Every line that includes the word "أخرجه" is to be listed.

[Start Supplied records]

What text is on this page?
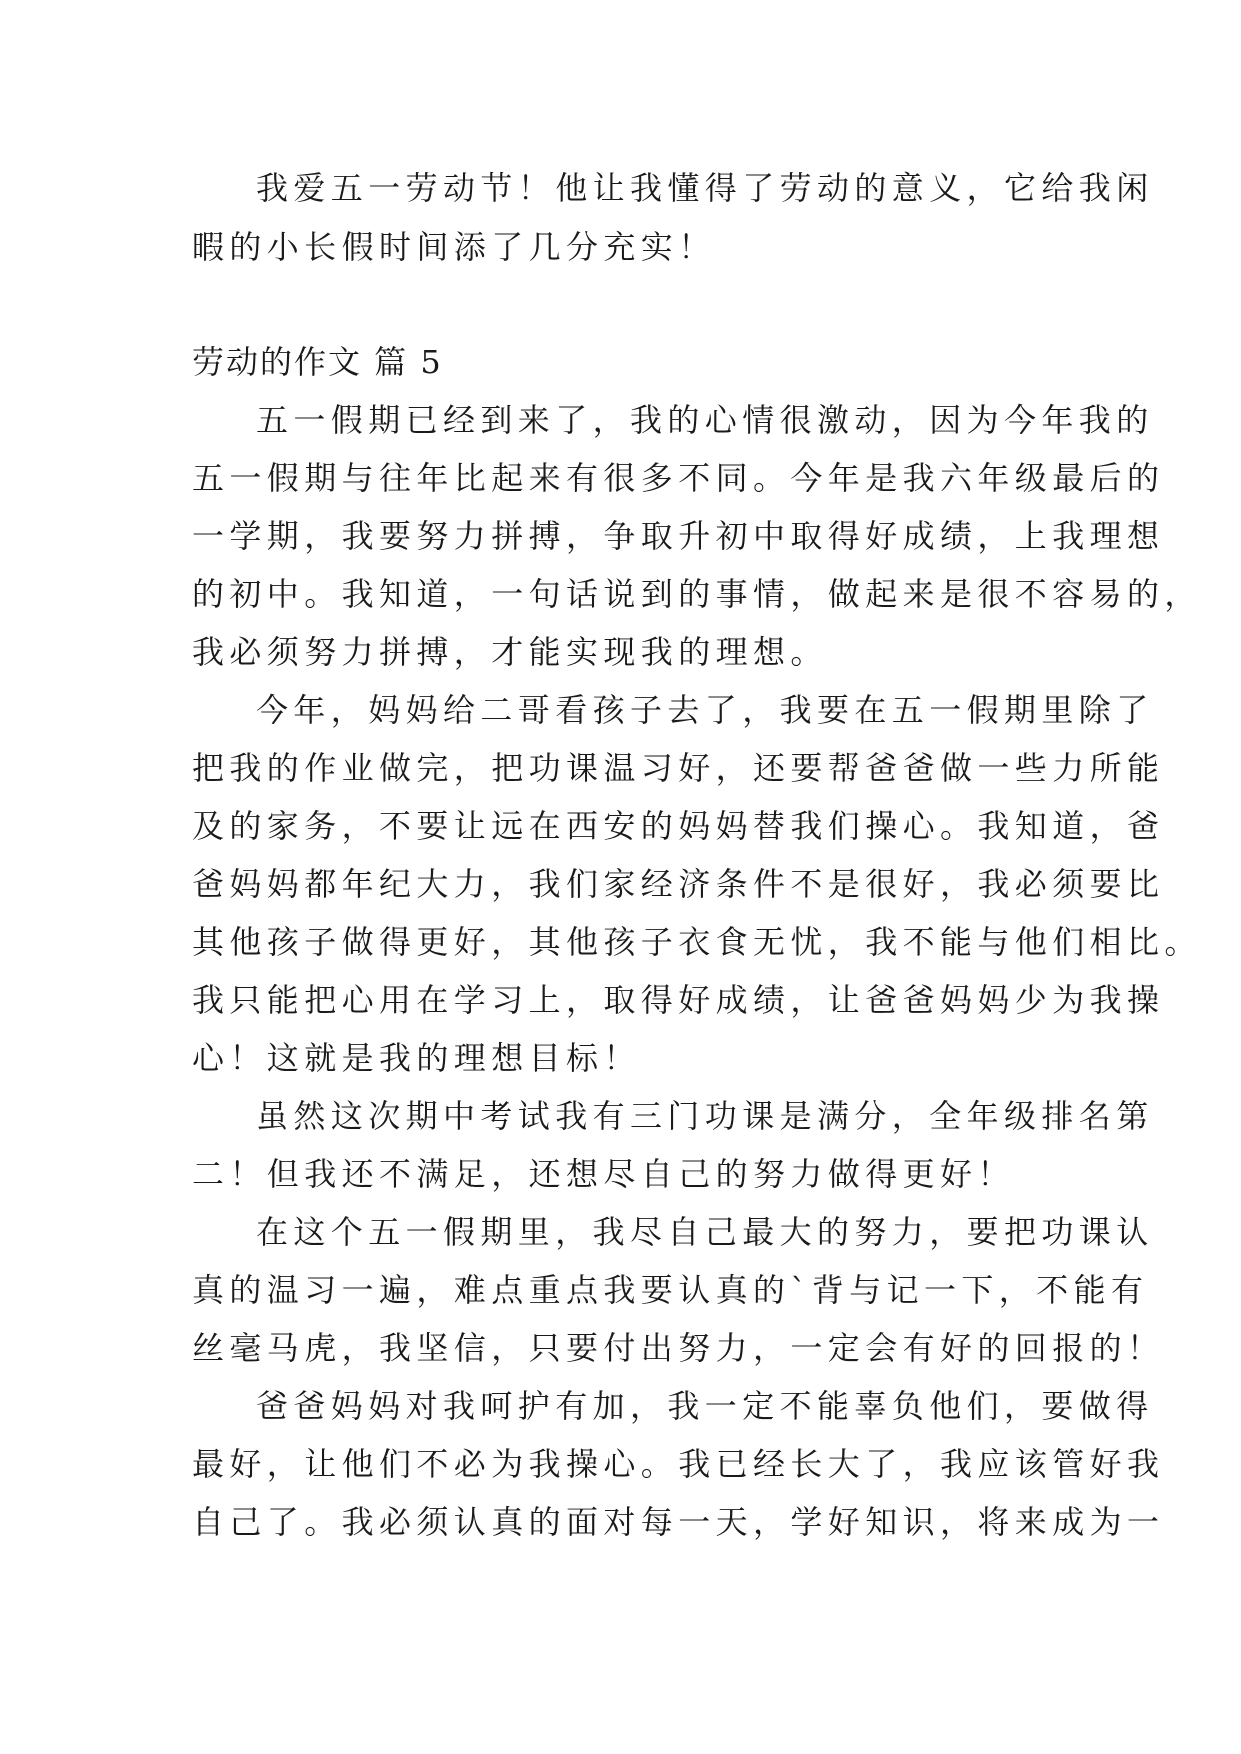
我爱五一劳动节！他让我懂得了劳动的意义，它给我闲
暇的小长假时间添了几分充实！
劳动的作文 篇 5
五一假期已经到来了，我的心情很激动，因为今年我的
五一假期与往年比起来有很多不同。今年是我六年级最后的
一学期，我要努力拼搏，争取升初中取得好成绩，上我理想
的初中。我知道，一句话说到的事情，做起来是很不容易的，
我必须努力拼搏，才能实现我的理想。
今年，妈妈给二哥看孩子去了，我要在五一假期里除了
把我的作业做完，把功课温习好，还要帮爸爸做一些力所能
及的家务，不要让远在西安的妈妈替我们操心。我知道，爸
爸妈妈都年纪大力，我们家经济条件不是很好，我必须要比
其他孩子做得更好，其他孩子衣食无忧，我不能与他们相比。
我只能把心用在学习上，取得好成绩，让爸爸妈妈少为我操
心！这就是我的理想目标！
虽然这次期中考试我有三门功课是满分，全年级排名第
二！但我还不满足，还想尽自己的努力做得更好！
在这个五一假期里，我尽自己最大的努力，要把功课认
真的温习一遍，难点重点我要认真的`背与记一下，不能有
丝毫马虎，我坚信，只要付出努力，一定会有好的回报的！
爸爸妈妈对我呵护有加，我一定不能辜负他们，要做得
最好，让他们不必为我操心。我已经长大了，我应该管好我
自己了。我必须认真的面对每一天，学好知识，将来成为一
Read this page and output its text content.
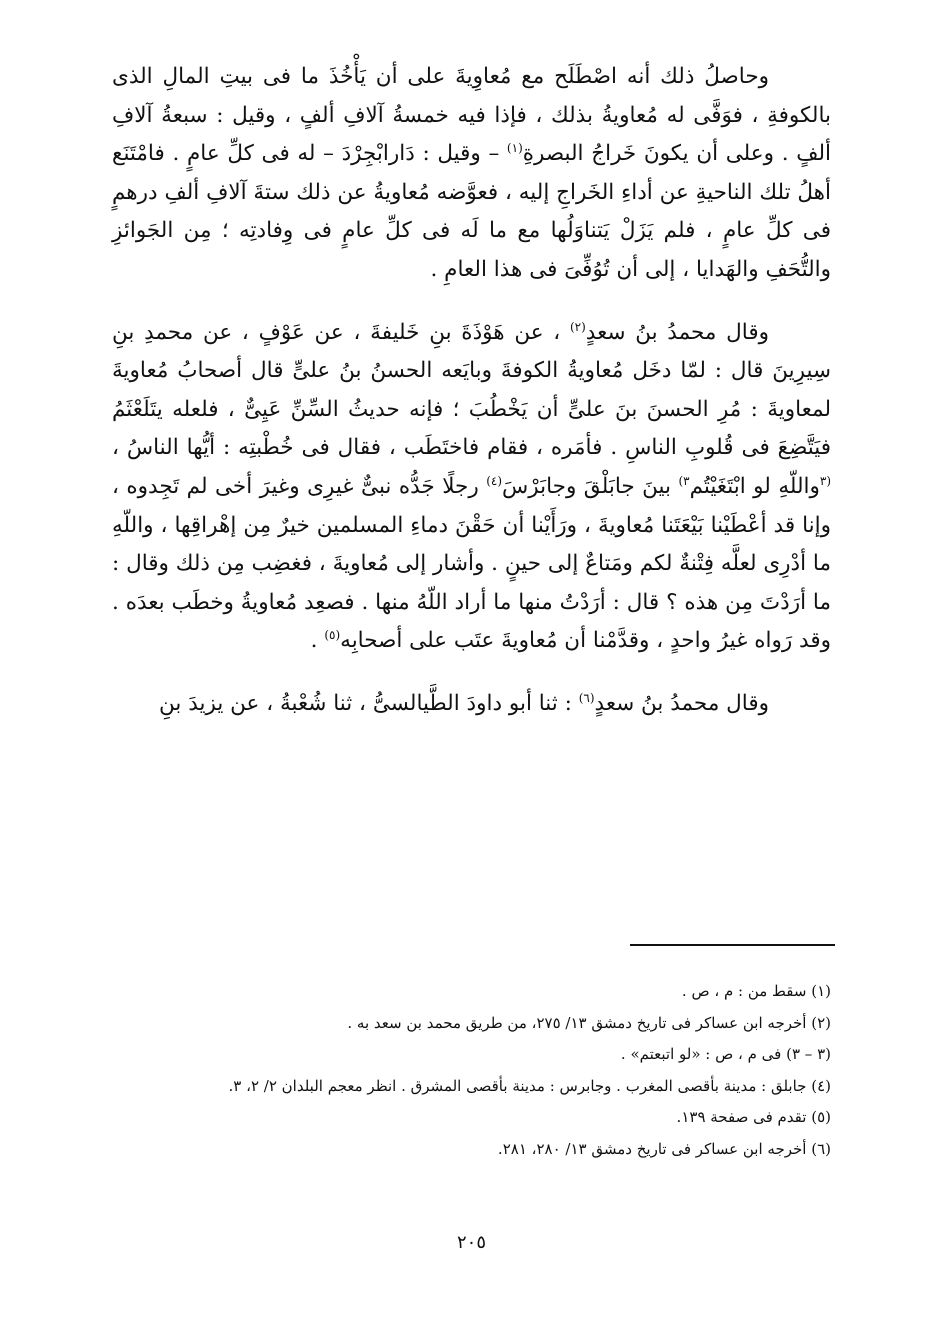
وحاصلُ ذلك أنه اصْطَلَح مع مُعاوِيةَ على أن يَأْخُذَ ما فى بيتِ المالِ الذى بالكوفةِ ، فوَفَّى له مُعاويةُ بذلك ، فإذا فيه خمسةُ آلافِ ألفٍ ، وقيل : سبعةُ آلافِ ألفٍ . وعلى أن يكونَ خَراجُ البصرةِ$^{(١)}$ – وقيل : دَارابْجِرْدَ – له فى كلِّ عامٍ . فامْتَنَع أهلُ تلك الناحيةِ عن أداءِ الخَراجِ إليه ، فعوَّضه مُعاويةُ عن ذلك ستةَ آلافِ ألفِ درهمٍ فى كلِّ عامٍ ، فلم يَزَلْ يَتناوَلُها مع ما لَه فى كلِّ عامٍ فى وِفادتِه ؛ مِن الجَوائزِ والتُّحَفِ والهَدايا ، إلى أن تُوُفِّىَ فى هذا العامِ .

وقال محمدُ بنُ سعدٍ$^{(٢)}$ ، عن هَوْذَةَ بنِ خَليفةَ ، عن عَوْفٍ ، عن محمدِ بنِ سِيرِينَ قال : لمّا دخَل مُعاويةُ الكوفةَ وبايَعه الحسنُ بنُ علىٍّ قال أصحابُ مُعاويةَ لمعاويةَ : مُرِ الحسنَ بنَ علىٍّ أن يَخْطُبَ ؛ فإنه حديثُ السِّنِّ عَيِىٌّ ، فلعله يتَلَعْثَمُ فيَتَّضِعَ فى قُلوبِ الناسِ . فأمَره ، فقام فاختَطَب ، فقال فى خُطْبتِه : أيُّها الناسُ ، $^{(٣}$واللّهِ لو ابْتَغَيْتُم$^{٣)}$ بينَ جابَلْقَ وجابَرْسَ$^{(٤)}$ رجلًا جَدُّه نبىٌّ غيرِى وغيرَ أخى لم تَجِدوه ، وإنا قد أعْطَيْنا بَيْعَتَنا مُعاويةَ ، ورَأَيْنا أن حَقْنَ دماءِ المسلمين خيرٌ مِن إهْراقِها ، واللّهِ ما أدْرِى لعلَّه فِتْنةٌ لكم ومَتاعٌ إلى حينٍ . وأشار إلى مُعاويةَ ، فغضِب مِن ذلك وقال : ما أرَدْتَ مِن هذه ؟ قال : أرَدْتُ منها ما أراد اللّهُ منها . فصعِد مُعاويةُ وخطَب بعدَه . وقد رَواه غيرُ واحدٍ ، وقدَّمْنا أن مُعاويةَ عتَب على أصحابِه$^{(٥)}$ .

وقال محمدُ بنُ سعدٍ$^{(٦)}$ : ثنا أبو داودَ الطَّيالسىُّ ، ثنا شُعْبةُ ، عن يزيدَ بنِ

(١) سقط من : م ، ص .

(٢) أخرجه ابن عساكر فى تاريخ دمشق ١٣/ ٢٧٥، من طريق محمد بن سعد به .

(٣ – ٣) فى م ، ص : «لو اتبعتم» .

(٤) جابلق : مدينة بأقصى المغرب . وجابرس : مدينة بأقصى المشرق . انظر معجم البلدان ٢/ ٢، ٣.

(٥) تقدم فى صفحة ١٣٩.

(٦) أخرجه ابن عساكر فى تاريخ دمشق ١٣/ ٢٨٠، ٢٨١.

٢٠٥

[End Supplied records]

= Answer below =
(٢) أخرجه ابن عساكر فى تاريخ دمشق ١٣/ ٢٧٥، من طريق محمد بن سعد به .
(٦) أخرجه ابن عساكر فى تاريخ دمشق ١٣/ ٢٨٠، ٢٨١.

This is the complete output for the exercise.